• EXERCISE DIRECTIONS: Tally how many lines hold the string "this". Your reply should be that number alone.

• SUPPLIED ENTRIES:

* BEGIN *

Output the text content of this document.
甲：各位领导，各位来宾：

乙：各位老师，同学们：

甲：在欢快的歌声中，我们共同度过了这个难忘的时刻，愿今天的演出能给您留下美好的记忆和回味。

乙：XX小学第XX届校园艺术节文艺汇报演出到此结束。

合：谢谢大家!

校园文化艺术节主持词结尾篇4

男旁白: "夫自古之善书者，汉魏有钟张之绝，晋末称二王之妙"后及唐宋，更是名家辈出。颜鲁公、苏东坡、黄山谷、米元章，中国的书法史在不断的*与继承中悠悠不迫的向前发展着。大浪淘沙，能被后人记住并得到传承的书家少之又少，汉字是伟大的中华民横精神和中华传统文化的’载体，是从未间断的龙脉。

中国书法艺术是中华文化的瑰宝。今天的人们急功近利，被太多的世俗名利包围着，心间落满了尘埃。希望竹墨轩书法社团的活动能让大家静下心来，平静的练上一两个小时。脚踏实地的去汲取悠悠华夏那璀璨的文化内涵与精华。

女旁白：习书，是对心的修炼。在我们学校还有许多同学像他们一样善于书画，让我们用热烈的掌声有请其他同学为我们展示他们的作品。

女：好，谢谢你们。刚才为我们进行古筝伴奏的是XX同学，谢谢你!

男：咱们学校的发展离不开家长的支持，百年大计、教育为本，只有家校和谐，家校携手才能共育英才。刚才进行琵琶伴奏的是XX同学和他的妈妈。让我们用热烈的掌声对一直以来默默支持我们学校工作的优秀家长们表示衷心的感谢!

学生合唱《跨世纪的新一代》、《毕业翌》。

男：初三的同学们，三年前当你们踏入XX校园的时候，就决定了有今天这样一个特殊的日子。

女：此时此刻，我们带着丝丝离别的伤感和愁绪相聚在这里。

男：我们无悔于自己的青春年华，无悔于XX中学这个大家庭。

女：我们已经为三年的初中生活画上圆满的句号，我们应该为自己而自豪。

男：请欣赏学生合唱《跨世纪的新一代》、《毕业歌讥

* END *
* BEGIN *

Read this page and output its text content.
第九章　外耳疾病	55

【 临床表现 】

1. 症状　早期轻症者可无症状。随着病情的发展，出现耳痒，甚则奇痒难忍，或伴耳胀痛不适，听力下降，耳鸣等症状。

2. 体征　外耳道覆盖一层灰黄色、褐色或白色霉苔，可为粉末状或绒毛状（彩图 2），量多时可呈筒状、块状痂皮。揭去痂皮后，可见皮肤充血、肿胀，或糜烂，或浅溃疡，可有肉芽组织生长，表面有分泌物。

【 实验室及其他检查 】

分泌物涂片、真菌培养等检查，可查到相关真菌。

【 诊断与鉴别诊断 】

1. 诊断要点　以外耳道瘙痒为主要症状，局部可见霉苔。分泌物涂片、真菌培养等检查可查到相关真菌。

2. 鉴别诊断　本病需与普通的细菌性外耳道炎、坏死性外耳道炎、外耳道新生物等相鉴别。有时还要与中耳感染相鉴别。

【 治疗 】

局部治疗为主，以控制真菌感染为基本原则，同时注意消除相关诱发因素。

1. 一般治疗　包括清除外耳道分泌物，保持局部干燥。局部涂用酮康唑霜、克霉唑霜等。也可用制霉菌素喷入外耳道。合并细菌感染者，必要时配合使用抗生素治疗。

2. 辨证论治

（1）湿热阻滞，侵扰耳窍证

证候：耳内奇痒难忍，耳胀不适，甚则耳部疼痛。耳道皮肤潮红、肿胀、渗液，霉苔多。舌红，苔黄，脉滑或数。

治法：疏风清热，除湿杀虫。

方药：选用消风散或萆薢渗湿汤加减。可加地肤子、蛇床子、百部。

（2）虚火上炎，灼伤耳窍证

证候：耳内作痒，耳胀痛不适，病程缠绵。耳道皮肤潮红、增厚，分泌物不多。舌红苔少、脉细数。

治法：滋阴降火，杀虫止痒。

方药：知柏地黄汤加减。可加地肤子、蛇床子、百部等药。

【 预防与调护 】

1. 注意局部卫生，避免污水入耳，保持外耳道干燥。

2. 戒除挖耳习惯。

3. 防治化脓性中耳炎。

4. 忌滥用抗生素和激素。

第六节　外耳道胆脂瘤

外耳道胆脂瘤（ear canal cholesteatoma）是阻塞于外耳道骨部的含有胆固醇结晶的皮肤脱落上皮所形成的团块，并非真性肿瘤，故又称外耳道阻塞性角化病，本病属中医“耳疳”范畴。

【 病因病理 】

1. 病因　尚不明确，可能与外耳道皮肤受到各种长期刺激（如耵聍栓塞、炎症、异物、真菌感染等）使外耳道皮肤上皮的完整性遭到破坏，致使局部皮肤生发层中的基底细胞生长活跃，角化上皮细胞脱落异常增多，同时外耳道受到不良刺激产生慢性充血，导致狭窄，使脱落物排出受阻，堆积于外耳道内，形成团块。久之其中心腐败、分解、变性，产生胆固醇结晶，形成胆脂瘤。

* END *
* BEGIN *

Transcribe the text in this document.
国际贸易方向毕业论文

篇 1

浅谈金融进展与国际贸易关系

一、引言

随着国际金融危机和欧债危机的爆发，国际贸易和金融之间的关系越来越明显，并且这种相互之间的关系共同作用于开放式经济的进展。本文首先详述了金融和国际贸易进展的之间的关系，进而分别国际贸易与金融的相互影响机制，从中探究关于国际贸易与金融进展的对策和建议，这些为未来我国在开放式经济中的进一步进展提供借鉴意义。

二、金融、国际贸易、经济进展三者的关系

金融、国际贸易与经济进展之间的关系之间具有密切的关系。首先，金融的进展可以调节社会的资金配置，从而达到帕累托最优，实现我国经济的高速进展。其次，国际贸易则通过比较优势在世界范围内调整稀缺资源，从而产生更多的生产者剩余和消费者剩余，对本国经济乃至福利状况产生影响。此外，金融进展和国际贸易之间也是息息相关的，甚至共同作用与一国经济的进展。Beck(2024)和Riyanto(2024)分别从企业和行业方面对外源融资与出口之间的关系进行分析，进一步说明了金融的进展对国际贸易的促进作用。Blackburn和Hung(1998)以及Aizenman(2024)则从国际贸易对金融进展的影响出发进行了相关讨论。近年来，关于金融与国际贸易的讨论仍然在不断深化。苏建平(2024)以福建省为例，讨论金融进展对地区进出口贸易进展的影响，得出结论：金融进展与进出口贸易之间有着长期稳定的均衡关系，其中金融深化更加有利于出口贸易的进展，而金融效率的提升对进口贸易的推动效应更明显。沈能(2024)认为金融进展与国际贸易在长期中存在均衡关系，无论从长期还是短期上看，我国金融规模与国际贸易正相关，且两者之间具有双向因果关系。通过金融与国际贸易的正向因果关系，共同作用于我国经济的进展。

* END *

• FINAL RESULT: 3